-- What to produce --
Narrow the data below down to the lines containing "average".

-- Listing --
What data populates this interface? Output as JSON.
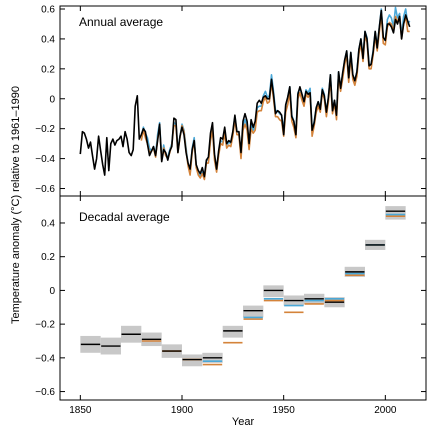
{
  "chart_data": [
    {
      "type": "line",
      "title": "Annual average",
      "ylabel": "Temperature anomaly (°C) relative to 1961–1990",
      "xlabel": "Year",
      "xlim": [
        1840,
        2020
      ],
      "ylim": [
        -0.65,
        0.62
      ],
      "xticks": [
        1850,
        1900,
        1950,
        2000
      ],
      "yticks": [
        -0.6,
        -0.4,
        -0.2,
        0,
        0.2,
        0.4,
        0.6
      ],
      "grid": false,
      "colors": {
        "black": "#000000",
        "orange": "#d4833a",
        "blue": "#4aa8d8"
      },
      "series": [
        {
          "color": "#000000",
          "x": [
            1850,
            1851,
            1852,
            1853,
            1854,
            1855,
            1856,
            1857,
            1858,
            1859,
            1860,
            1861,
            1862,
            1863,
            1864,
            1865,
            1866,
            1867,
            1868,
            1869,
            1870,
            1871,
            1872,
            1873,
            1874,
            1875,
            1876,
            1877,
            1878,
            1879,
            1880,
            1881,
            1882,
            1883,
            1884,
            1885,
            1886,
            1887,
            1888,
            1889,
            1890,
            1891,
            1892,
            1893,
            1894,
            1895,
            1896,
            1897,
            1898,
            1899,
            1900,
            1901,
            1902,
            1903,
            1904,
            1905,
            1906,
            1907,
            1908,
            1909,
            1910,
            1911,
            1912,
            1913,
            1914,
            1915,
            1916,
            1917,
            1918,
            1919,
            1920,
            1921,
            1922,
            1923,
            1924,
            1925,
            1926,
            1927,
            1928,
            1929,
            1930,
            1931,
            1932,
            1933,
            1934,
            1935,
            1936,
            1937,
            1938,
            1939,
            1940,
            1941,
            1942,
            1943,
            1944,
            1945,
            1946,
            1947,
            1948,
            1949,
            1950,
            1951,
            1952,
            1953,
            1954,
            1955,
            1956,
            1957,
            1958,
            1959,
            1960,
            1961,
            1962,
            1963,
            1964,
            1965,
            1966,
            1967,
            1968,
            1969,
            1970,
            1971,
            1972,
            1973,
            1974,
            1975,
            1976,
            1977,
            1978,
            1979,
            1980,
            1981,
            1982,
            1983,
            1984,
            1985,
            1986,
            1987,
            1988,
            1989,
            1990,
            1991,
            1992,
            1993,
            1994,
            1995,
            1996,
            1997,
            1998,
            1999,
            2000,
            2001,
            2002,
            2003,
            2004,
            2005,
            2006,
            2007,
            2008,
            2009,
            2010,
            2011,
            2012
          ],
          "y": [
            -0.37,
            -0.22,
            -0.23,
            -0.27,
            -0.33,
            -0.29,
            -0.38,
            -0.47,
            -0.4,
            -0.25,
            -0.35,
            -0.44,
            -0.51,
            -0.26,
            -0.48,
            -0.3,
            -0.27,
            -0.31,
            -0.28,
            -0.27,
            -0.25,
            -0.32,
            -0.22,
            -0.27,
            -0.36,
            -0.38,
            -0.34,
            -0.05,
            0.02,
            -0.27,
            -0.24,
            -0.2,
            -0.22,
            -0.3,
            -0.38,
            -0.35,
            -0.32,
            -0.38,
            -0.28,
            -0.17,
            -0.42,
            -0.34,
            -0.36,
            -0.41,
            -0.35,
            -0.32,
            -0.13,
            -0.14,
            -0.36,
            -0.25,
            -0.19,
            -0.24,
            -0.36,
            -0.43,
            -0.47,
            -0.34,
            -0.28,
            -0.44,
            -0.48,
            -0.5,
            -0.46,
            -0.52,
            -0.41,
            -0.39,
            -0.23,
            -0.16,
            -0.37,
            -0.47,
            -0.35,
            -0.26,
            -0.27,
            -0.19,
            -0.3,
            -0.28,
            -0.29,
            -0.22,
            -0.11,
            -0.22,
            -0.22,
            -0.36,
            -0.15,
            -0.1,
            -0.15,
            -0.3,
            -0.14,
            -0.19,
            -0.15,
            -0.03,
            -0.01,
            -0.03,
            0.01,
            0.02,
            0.0,
            0.0,
            0.13,
            0.03,
            -0.1,
            -0.08,
            -0.09,
            -0.11,
            -0.24,
            -0.04,
            0.01,
            0.08,
            -0.12,
            -0.15,
            -0.24,
            0.03,
            0.08,
            0.03,
            -0.02,
            0.05,
            0.03,
            0.04,
            -0.21,
            -0.16,
            -0.06,
            -0.02,
            -0.07,
            0.06,
            0.02,
            -0.09,
            0.01,
            0.16,
            -0.08,
            -0.01,
            -0.11,
            0.18,
            0.07,
            0.17,
            0.26,
            0.32,
            0.14,
            0.31,
            0.16,
            0.12,
            0.18,
            0.33,
            0.4,
            0.27,
            0.45,
            0.4,
            0.22,
            0.23,
            0.31,
            0.45,
            0.34,
            0.47,
            0.59,
            0.41,
            0.39,
            0.5,
            0.5,
            0.48,
            0.44,
            0.53,
            0.5,
            0.55,
            0.4,
            0.5,
            0.56,
            0.52,
            0.48
          ]
        },
        {
          "color": "#4aa8d8",
          "x": [
            1880,
            1881,
            1882,
            1883,
            1884,
            1885,
            1886,
            1887,
            1888,
            1889,
            1890,
            1891,
            1892,
            1893,
            1894,
            1895,
            1896,
            1897,
            1898,
            1899,
            1900,
            1901,
            1902,
            1903,
            1904,
            1905,
            1906,
            1907,
            1908,
            1909,
            1910,
            1911,
            1912,
            1913,
            1914,
            1915,
            1916,
            1917,
            1918,
            1919,
            1920,
            1921,
            1922,
            1923,
            1924,
            1925,
            1926,
            1927,
            1928,
            1929,
            1930,
            1931,
            1932,
            1933,
            1934,
            1935,
            1936,
            1937,
            1938,
            1939,
            1940,
            1941,
            1942,
            1943,
            1944,
            1945,
            1946,
            1947,
            1948,
            1949,
            1950,
            1951,
            1952,
            1953,
            1954,
            1955,
            1956,
            1957,
            1958,
            1959,
            1960,
            1961,
            1962,
            1963,
            1964,
            1965,
            1966,
            1967,
            1968,
            1969,
            1970,
            1971,
            1972,
            1973,
            1974,
            1975,
            1976,
            1977,
            1978,
            1979,
            1980,
            1981,
            1982,
            1983,
            1984,
            1985,
            1986,
            1987,
            1988,
            1989,
            1990,
            1991,
            1992,
            1993,
            1994,
            1995,
            1996,
            1997,
            1998,
            1999,
            2000,
            2001,
            2002,
            2003,
            2004,
            2005,
            2006,
            2007,
            2008,
            2009,
            2010,
            2011,
            2012
          ],
          "y": [
            -0.25,
            -0.19,
            -0.23,
            -0.26,
            -0.33,
            -0.35,
            -0.32,
            -0.37,
            -0.24,
            -0.16,
            -0.4,
            -0.31,
            -0.38,
            -0.39,
            -0.34,
            -0.3,
            -0.16,
            -0.17,
            -0.34,
            -0.25,
            -0.17,
            -0.21,
            -0.33,
            -0.44,
            -0.5,
            -0.33,
            -0.26,
            -0.45,
            -0.5,
            -0.52,
            -0.49,
            -0.53,
            -0.41,
            -0.41,
            -0.26,
            -0.19,
            -0.39,
            -0.48,
            -0.37,
            -0.28,
            -0.29,
            -0.21,
            -0.31,
            -0.29,
            -0.3,
            -0.23,
            -0.12,
            -0.22,
            -0.22,
            -0.38,
            -0.18,
            -0.14,
            -0.18,
            -0.32,
            -0.17,
            -0.21,
            -0.18,
            -0.06,
            -0.05,
            -0.05,
            0.02,
            0.05,
            0.01,
            0.02,
            0.16,
            0.05,
            -0.08,
            -0.08,
            -0.1,
            -0.11,
            -0.21,
            -0.05,
            0.01,
            0.08,
            -0.11,
            -0.15,
            -0.22,
            0.04,
            0.07,
            0.03,
            -0.02,
            0.06,
            0.04,
            0.07,
            -0.21,
            -0.15,
            -0.06,
            -0.02,
            -0.06,
            0.07,
            0.03,
            -0.09,
            0.01,
            0.16,
            -0.07,
            -0.01,
            -0.11,
            0.18,
            0.07,
            0.16,
            0.26,
            0.32,
            0.14,
            0.31,
            0.16,
            0.12,
            0.18,
            0.33,
            0.4,
            0.28,
            0.45,
            0.41,
            0.23,
            0.23,
            0.32,
            0.45,
            0.35,
            0.47,
            0.6,
            0.4,
            0.39,
            0.53,
            0.56,
            0.54,
            0.48,
            0.61,
            0.54,
            0.57,
            0.42,
            0.55,
            0.6,
            0.5,
            0.52
          ]
        },
        {
          "color": "#d4833a",
          "x": [
            1880,
            1881,
            1882,
            1883,
            1884,
            1885,
            1886,
            1887,
            1888,
            1889,
            1890,
            1891,
            1892,
            1893,
            1894,
            1895,
            1896,
            1897,
            1898,
            1899,
            1900,
            1901,
            1902,
            1903,
            1904,
            1905,
            1906,
            1907,
            1908,
            1909,
            1910,
            1911,
            1912,
            1913,
            1914,
            1915,
            1916,
            1917,
            1918,
            1919,
            1920,
            1921,
            1922,
            1923,
            1924,
            1925,
            1926,
            1927,
            1928,
            1929,
            1930,
            1931,
            1932,
            1933,
            1934,
            1935,
            1936,
            1937,
            1938,
            1939,
            1940,
            1941,
            1942,
            1943,
            1944,
            1945,
            1946,
            1947,
            1948,
            1949,
            1950,
            1951,
            1952,
            1953,
            1954,
            1955,
            1956,
            1957,
            1958,
            1959,
            1960,
            1961,
            1962,
            1963,
            1964,
            1965,
            1966,
            1967,
            1968,
            1969,
            1970,
            1971,
            1972,
            1973,
            1974,
            1975,
            1976,
            1977,
            1978,
            1979,
            1980,
            1981,
            1982,
            1983,
            1984,
            1985,
            1986,
            1987,
            1988,
            1989,
            1990,
            1991,
            1992,
            1993,
            1994,
            1995,
            1996,
            1997,
            1998,
            1999,
            2000,
            2001,
            2002,
            2003,
            2004,
            2005,
            2006,
            2007,
            2008,
            2009,
            2010,
            2011,
            2012
          ],
          "y": [
            -0.28,
            -0.21,
            -0.26,
            -0.3,
            -0.36,
            -0.35,
            -0.33,
            -0.39,
            -0.27,
            -0.19,
            -0.41,
            -0.33,
            -0.38,
            -0.4,
            -0.36,
            -0.31,
            -0.18,
            -0.18,
            -0.36,
            -0.26,
            -0.18,
            -0.22,
            -0.35,
            -0.45,
            -0.51,
            -0.36,
            -0.28,
            -0.46,
            -0.51,
            -0.53,
            -0.5,
            -0.54,
            -0.43,
            -0.43,
            -0.28,
            -0.21,
            -0.41,
            -0.49,
            -0.38,
            -0.3,
            -0.31,
            -0.23,
            -0.33,
            -0.31,
            -0.32,
            -0.25,
            -0.14,
            -0.24,
            -0.24,
            -0.4,
            -0.21,
            -0.17,
            -0.21,
            -0.34,
            -0.2,
            -0.23,
            -0.21,
            -0.09,
            -0.08,
            -0.08,
            -0.02,
            0.01,
            -0.03,
            -0.02,
            0.11,
            0.0,
            -0.12,
            -0.12,
            -0.14,
            -0.15,
            -0.25,
            -0.09,
            -0.04,
            0.04,
            -0.15,
            -0.19,
            -0.26,
            0.0,
            0.04,
            -0.01,
            -0.05,
            0.03,
            0.01,
            0.04,
            -0.25,
            -0.18,
            -0.09,
            -0.05,
            -0.09,
            0.04,
            0.0,
            -0.12,
            -0.02,
            0.13,
            -0.1,
            -0.03,
            -0.14,
            0.15,
            0.05,
            0.13,
            0.23,
            0.29,
            0.11,
            0.28,
            0.13,
            0.09,
            0.15,
            0.3,
            0.37,
            0.25,
            0.42,
            0.38,
            0.2,
            0.2,
            0.29,
            0.42,
            0.32,
            0.44,
            0.56,
            0.37,
            0.36,
            0.48,
            0.51,
            0.5,
            0.45,
            0.55,
            0.51,
            0.55,
            0.4,
            0.5,
            0.55,
            0.45,
            0.45
          ]
        }
      ]
    },
    {
      "type": "bar",
      "title": "Decadal average",
      "xlabel": "Year",
      "xlim": [
        1840,
        2020
      ],
      "ylim": [
        -0.65,
        0.56
      ],
      "xticks": [
        1850,
        1900,
        1950,
        2000
      ],
      "yticks": [
        -0.6,
        -0.4,
        -0.2,
        0,
        0.2,
        0.4
      ],
      "grid": false,
      "colors": {
        "black": "#000000",
        "orange": "#d4833a",
        "blue": "#4aa8d8",
        "uncertainty": "#c8c8c8"
      },
      "decades": [
        {
          "start": 1850,
          "black": -0.32,
          "ci": [
            -0.37,
            -0.27
          ]
        },
        {
          "start": 1860,
          "black": -0.33,
          "ci": [
            -0.38,
            -0.28
          ]
        },
        {
          "start": 1870,
          "black": -0.26,
          "ci": [
            -0.31,
            -0.21
          ]
        },
        {
          "start": 1880,
          "black": -0.29,
          "orange": -0.3,
          "ci": [
            -0.33,
            -0.25
          ]
        },
        {
          "start": 1890,
          "black": -0.36,
          "orange": -0.36,
          "ci": [
            -0.4,
            -0.32
          ]
        },
        {
          "start": 1900,
          "black": -0.41,
          "orange": -0.41,
          "ci": [
            -0.45,
            -0.38
          ]
        },
        {
          "start": 1910,
          "black": -0.4,
          "orange": -0.44,
          "blue": -0.42,
          "ci": [
            -0.43,
            -0.37
          ]
        },
        {
          "start": 1920,
          "black": -0.24,
          "orange": -0.31,
          "ci": [
            -0.28,
            -0.21
          ]
        },
        {
          "start": 1930,
          "black": -0.12,
          "orange": -0.17,
          "blue": -0.16,
          "ci": [
            -0.16,
            -0.09
          ]
        },
        {
          "start": 1940,
          "black": 0.0,
          "orange": -0.06,
          "blue": -0.05,
          "ci": [
            -0.04,
            0.03
          ]
        },
        {
          "start": 1950,
          "black": -0.06,
          "orange": -0.13,
          "blue": -0.09,
          "ci": [
            -0.09,
            -0.03
          ]
        },
        {
          "start": 1960,
          "black": -0.05,
          "orange": -0.08,
          "blue": -0.06,
          "ci": [
            -0.08,
            -0.02
          ]
        },
        {
          "start": 1970,
          "black": -0.07,
          "orange": -0.06,
          "blue": -0.05,
          "ci": [
            -0.1,
            -0.04
          ]
        },
        {
          "start": 1980,
          "black": 0.11,
          "orange": 0.09,
          "blue": 0.1,
          "ci": [
            0.08,
            0.14
          ]
        },
        {
          "start": 1990,
          "black": 0.27,
          "orange": 0.27,
          "blue": 0.27,
          "ci": [
            0.24,
            0.3
          ]
        },
        {
          "start": 2000,
          "black": 0.47,
          "orange": 0.44,
          "blue": 0.45,
          "ci": [
            0.42,
            0.5
          ]
        }
      ]
    }
  ]
}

-- Output for this exercise --
      "title": "Annual average",
      "title": "Decadal average",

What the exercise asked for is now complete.